▸ Set task
How many of these lines hold the string "However"? Answer with the number only.

· · ·

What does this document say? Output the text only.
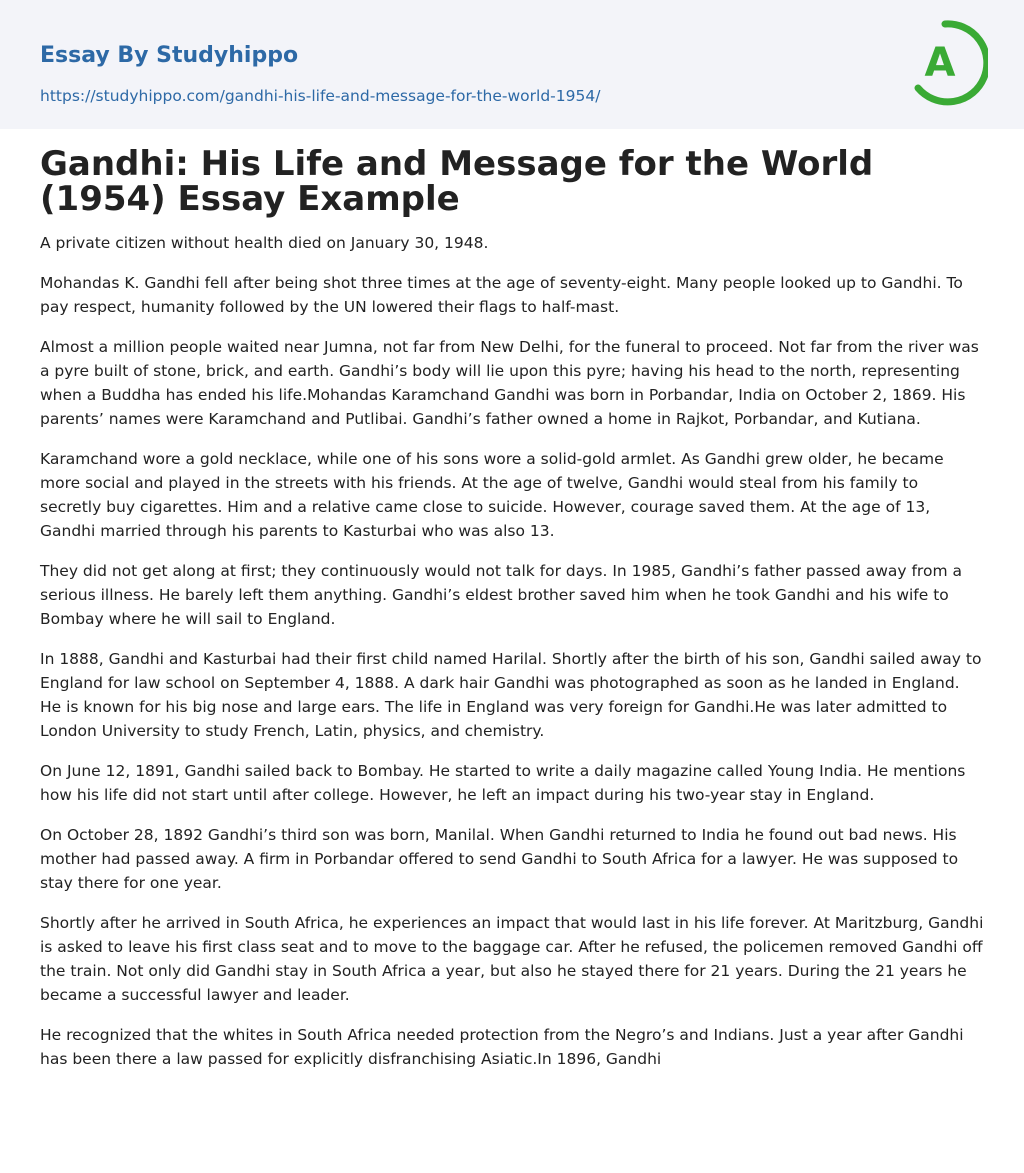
Essay By Studyhippo
https://studyhippo.com/gandhi-his-life-and-message-for-the-world-1954/
A
Gandhi: His Life and Message for the World (1954) Essay Example

A private citizen without health died on January 30, 1948.

Mohandas K. Gandhi fell after being shot three times at the age of seventy-eight. Many people looked up to Gandhi. To pay respect, humanity followed by the UN lowered their flags to half-mast.

Almost a million people waited near Jumna, not far from New Delhi, for the funeral to proceed. Not far from the river was a pyre built of stone, brick, and earth. Gandhi’s body will lie upon this pyre; having his head to the north, representing when a Buddha has ended his life.Mohandas Karamchand Gandhi was born in Porbandar, India on October 2, 1869. His parents’ names were Karamchand and Putlibai. Gandhi’s father owned a home in Rajkot, Porbandar, and Kutiana.

Karamchand wore a gold necklace, while one of his sons wore a solid-gold armlet. As Gandhi grew older, he became more social and played in the streets with his friends. At the age of twelve, Gandhi would steal from his family to secretly buy cigarettes. Him and a relative came close to suicide. However, courage saved them. At the age of 13, Gandhi married through his parents to Kasturbai who was also 13.

They did not get along at first; they continuously would not talk for days. In 1985, Gandhi’s father passed away from a serious illness. He barely left them anything. Gandhi’s eldest brother saved him when he took Gandhi and his wife to Bombay where he will sail to England.

In 1888, Gandhi and Kasturbai had their first child named Harilal. Shortly after the birth of his son, Gandhi sailed away to England for law school on September 4, 1888. A dark hair Gandhi was photographed as soon as he landed in England. He is known for his big nose and large ears. The life in England was very foreign for Gandhi.He was later admitted to London University to study French, Latin, physics, and chemistry.

On June 12, 1891, Gandhi sailed back to Bombay. He started to write a daily magazine called Young India. He mentions how his life did not start until after college. However, he left an impact during his two-year stay in England.

On October 28, 1892 Gandhi’s third son was born, Manilal. When Gandhi returned to India he found out bad news. His mother had passed away. A firm in Porbandar offered to send Gandhi to South Africa for a lawyer. He was supposed to stay there for one year.

Shortly after he arrived in South Africa, he experiences an impact that would last in his life forever. At Maritzburg, Gandhi is asked to leave his first class seat and to move to the baggage car. After he refused, the policemen removed Gandhi off the train. Not only did Gandhi stay in South Africa a year, but also he stayed there for 21 years. During the 21 years he became a successful lawyer and leader.

He recognized that the whites in South Africa needed protection from the Negro’s and Indians. Just a year after Gandhi has been there a law passed for explicitly disfranchising Asiatic.In 1896, Gandhi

· · ·

▸ Written answer
2